_REQUIRED TASK_. Find and copy each line of the records where the string "quantos" shows up.

_DATASET EXTRACT_.
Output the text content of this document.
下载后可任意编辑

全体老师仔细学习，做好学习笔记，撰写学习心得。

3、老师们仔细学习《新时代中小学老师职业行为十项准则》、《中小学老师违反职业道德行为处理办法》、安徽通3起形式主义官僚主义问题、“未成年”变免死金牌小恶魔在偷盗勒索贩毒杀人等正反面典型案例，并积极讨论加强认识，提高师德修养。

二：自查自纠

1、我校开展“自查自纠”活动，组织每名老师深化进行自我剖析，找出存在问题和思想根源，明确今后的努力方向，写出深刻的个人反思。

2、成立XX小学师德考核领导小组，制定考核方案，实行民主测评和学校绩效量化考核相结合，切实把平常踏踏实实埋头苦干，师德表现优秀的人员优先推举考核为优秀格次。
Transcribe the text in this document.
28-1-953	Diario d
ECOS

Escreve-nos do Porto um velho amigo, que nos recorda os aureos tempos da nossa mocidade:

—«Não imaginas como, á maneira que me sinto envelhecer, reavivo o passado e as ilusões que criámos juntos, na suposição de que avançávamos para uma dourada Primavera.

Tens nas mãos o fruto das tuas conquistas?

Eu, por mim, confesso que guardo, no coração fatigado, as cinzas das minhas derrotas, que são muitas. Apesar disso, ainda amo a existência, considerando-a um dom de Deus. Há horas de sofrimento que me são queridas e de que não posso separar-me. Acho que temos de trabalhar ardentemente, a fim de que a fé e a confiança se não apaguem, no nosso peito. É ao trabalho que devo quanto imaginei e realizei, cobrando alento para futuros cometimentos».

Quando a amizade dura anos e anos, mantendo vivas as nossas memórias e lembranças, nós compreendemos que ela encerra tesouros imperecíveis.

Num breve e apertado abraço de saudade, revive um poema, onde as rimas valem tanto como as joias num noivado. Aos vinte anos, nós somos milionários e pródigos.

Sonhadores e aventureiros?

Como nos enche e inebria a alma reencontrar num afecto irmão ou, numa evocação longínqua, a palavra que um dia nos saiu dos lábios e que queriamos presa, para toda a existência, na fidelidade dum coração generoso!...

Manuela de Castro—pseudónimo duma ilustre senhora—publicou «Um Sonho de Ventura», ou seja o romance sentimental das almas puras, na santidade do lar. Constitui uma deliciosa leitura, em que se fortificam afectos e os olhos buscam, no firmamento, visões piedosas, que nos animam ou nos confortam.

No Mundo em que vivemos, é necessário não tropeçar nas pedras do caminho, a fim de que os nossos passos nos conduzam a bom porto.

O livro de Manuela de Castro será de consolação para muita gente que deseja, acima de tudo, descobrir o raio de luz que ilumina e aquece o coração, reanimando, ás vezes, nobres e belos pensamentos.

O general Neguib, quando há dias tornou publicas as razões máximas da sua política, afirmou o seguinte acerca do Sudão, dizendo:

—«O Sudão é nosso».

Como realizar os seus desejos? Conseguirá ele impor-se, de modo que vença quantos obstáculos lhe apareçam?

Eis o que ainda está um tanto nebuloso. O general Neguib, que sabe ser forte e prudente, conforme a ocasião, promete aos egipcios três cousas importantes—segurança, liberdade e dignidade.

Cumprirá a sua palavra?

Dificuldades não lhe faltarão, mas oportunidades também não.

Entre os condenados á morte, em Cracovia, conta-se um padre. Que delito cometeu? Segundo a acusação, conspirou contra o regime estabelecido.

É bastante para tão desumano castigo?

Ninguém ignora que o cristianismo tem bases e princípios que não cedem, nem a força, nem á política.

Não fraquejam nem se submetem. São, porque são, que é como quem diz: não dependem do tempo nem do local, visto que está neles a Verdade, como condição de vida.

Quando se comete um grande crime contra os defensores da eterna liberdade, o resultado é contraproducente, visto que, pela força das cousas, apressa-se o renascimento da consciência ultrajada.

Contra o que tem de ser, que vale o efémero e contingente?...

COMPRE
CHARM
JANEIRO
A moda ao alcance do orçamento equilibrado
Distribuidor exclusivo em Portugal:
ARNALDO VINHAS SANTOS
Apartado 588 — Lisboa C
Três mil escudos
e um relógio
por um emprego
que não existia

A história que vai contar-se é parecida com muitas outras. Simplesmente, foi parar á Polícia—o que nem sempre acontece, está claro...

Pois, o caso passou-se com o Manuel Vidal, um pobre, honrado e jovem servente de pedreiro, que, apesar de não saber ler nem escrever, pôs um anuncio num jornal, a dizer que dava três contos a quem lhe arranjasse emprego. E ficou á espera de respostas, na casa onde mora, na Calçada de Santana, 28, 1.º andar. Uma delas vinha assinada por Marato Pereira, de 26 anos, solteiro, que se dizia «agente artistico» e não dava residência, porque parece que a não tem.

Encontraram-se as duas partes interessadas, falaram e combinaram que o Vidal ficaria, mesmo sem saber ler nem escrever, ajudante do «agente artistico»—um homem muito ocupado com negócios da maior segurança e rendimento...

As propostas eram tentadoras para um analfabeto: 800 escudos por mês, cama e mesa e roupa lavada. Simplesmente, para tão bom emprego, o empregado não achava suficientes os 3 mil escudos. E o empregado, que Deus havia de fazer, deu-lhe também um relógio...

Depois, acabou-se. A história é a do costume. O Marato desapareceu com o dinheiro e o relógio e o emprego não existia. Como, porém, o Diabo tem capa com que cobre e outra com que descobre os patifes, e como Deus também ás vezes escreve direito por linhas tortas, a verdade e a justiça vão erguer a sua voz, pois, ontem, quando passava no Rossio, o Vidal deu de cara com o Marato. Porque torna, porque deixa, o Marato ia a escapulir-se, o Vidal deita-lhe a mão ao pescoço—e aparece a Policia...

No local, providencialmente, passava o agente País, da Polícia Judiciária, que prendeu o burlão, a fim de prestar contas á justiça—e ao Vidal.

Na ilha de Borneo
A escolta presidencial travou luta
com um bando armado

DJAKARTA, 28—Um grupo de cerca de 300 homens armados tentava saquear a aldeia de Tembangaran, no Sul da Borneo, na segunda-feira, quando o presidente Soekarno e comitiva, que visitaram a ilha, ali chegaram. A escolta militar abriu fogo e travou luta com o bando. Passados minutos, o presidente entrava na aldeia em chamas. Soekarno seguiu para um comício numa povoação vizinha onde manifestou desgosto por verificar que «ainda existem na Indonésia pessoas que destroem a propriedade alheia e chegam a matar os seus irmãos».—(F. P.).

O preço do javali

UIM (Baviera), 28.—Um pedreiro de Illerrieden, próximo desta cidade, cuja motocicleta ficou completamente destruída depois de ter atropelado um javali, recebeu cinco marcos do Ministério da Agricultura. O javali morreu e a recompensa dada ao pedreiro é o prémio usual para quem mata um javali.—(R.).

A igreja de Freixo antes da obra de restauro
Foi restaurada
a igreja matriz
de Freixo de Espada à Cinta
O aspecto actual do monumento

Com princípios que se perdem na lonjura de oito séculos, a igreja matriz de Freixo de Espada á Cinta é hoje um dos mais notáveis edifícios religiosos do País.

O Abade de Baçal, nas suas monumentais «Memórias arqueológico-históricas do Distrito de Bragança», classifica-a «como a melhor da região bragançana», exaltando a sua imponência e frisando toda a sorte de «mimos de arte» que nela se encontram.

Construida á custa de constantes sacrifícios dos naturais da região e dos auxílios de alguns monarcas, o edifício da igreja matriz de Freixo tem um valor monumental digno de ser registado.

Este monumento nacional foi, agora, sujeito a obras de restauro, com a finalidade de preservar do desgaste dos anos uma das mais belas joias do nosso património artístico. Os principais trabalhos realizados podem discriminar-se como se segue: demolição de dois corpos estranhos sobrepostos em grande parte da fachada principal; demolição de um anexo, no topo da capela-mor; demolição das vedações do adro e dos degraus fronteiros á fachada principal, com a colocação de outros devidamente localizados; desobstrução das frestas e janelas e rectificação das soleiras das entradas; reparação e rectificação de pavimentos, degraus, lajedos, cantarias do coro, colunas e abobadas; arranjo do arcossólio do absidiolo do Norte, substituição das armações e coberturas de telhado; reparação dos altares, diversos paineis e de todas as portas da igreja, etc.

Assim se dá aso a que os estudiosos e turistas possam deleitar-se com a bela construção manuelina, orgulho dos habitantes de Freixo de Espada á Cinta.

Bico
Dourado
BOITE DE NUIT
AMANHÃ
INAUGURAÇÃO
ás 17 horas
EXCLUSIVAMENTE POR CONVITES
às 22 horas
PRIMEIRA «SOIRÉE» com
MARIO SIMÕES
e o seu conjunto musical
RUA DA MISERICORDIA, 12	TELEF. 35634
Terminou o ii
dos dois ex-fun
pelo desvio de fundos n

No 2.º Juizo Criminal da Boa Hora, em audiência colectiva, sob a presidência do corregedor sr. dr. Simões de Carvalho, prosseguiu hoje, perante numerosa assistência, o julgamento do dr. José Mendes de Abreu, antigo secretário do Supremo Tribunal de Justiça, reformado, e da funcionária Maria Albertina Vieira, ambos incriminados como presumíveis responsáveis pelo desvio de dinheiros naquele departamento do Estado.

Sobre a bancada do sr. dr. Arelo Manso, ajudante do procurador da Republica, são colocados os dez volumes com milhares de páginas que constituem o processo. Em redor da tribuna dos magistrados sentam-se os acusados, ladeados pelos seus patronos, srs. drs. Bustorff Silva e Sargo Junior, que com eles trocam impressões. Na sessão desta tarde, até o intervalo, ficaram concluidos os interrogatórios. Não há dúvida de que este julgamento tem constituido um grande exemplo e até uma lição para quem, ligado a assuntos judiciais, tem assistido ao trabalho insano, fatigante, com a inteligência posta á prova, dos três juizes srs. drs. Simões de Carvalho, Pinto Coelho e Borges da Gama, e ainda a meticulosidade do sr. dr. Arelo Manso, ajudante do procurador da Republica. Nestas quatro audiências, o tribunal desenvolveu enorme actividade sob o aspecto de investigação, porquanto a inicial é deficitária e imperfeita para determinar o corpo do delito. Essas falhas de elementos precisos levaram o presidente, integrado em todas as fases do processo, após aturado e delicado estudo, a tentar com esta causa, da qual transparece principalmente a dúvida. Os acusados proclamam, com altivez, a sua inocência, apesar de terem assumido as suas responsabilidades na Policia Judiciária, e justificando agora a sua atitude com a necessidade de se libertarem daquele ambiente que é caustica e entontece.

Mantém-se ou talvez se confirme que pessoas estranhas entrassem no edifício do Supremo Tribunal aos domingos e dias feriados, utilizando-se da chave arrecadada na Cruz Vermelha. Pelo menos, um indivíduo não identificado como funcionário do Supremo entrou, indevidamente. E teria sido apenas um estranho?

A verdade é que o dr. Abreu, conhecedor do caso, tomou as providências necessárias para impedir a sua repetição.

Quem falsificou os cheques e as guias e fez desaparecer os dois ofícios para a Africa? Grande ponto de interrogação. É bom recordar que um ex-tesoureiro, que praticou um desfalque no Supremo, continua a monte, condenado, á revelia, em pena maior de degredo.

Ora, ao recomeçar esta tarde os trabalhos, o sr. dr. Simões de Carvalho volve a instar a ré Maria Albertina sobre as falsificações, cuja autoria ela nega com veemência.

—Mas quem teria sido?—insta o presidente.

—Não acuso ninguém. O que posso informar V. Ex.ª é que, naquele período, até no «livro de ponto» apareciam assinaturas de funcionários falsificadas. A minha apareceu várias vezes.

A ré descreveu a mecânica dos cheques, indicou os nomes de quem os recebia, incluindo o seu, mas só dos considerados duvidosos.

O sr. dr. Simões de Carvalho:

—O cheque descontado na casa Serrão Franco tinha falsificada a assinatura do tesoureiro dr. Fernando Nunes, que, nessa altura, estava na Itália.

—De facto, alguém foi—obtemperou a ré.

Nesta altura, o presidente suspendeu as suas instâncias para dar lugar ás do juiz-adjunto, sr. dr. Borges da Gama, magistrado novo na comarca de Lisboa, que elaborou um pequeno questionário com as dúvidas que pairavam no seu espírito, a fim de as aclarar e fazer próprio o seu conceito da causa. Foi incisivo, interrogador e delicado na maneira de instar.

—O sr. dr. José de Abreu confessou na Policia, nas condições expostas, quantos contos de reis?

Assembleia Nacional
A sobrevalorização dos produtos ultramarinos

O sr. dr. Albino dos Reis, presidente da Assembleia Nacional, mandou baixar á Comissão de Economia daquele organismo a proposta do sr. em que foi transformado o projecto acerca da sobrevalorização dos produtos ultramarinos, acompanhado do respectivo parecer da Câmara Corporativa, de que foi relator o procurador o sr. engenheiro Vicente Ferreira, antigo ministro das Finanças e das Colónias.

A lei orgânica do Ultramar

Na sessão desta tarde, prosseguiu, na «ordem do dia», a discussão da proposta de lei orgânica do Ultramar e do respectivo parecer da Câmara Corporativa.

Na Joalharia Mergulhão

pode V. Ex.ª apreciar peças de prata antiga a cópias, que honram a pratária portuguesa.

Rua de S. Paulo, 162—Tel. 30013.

_ANSWER TO THIS EXERCISE_.
Como realizar os seus desejos? Conseguirá ele impor-se, de modo que vença quantos obstáculos lhe apareçam?
—O sr. dr. José de Abreu confessou na Policia, nas condições expostas, quantos contos de reis?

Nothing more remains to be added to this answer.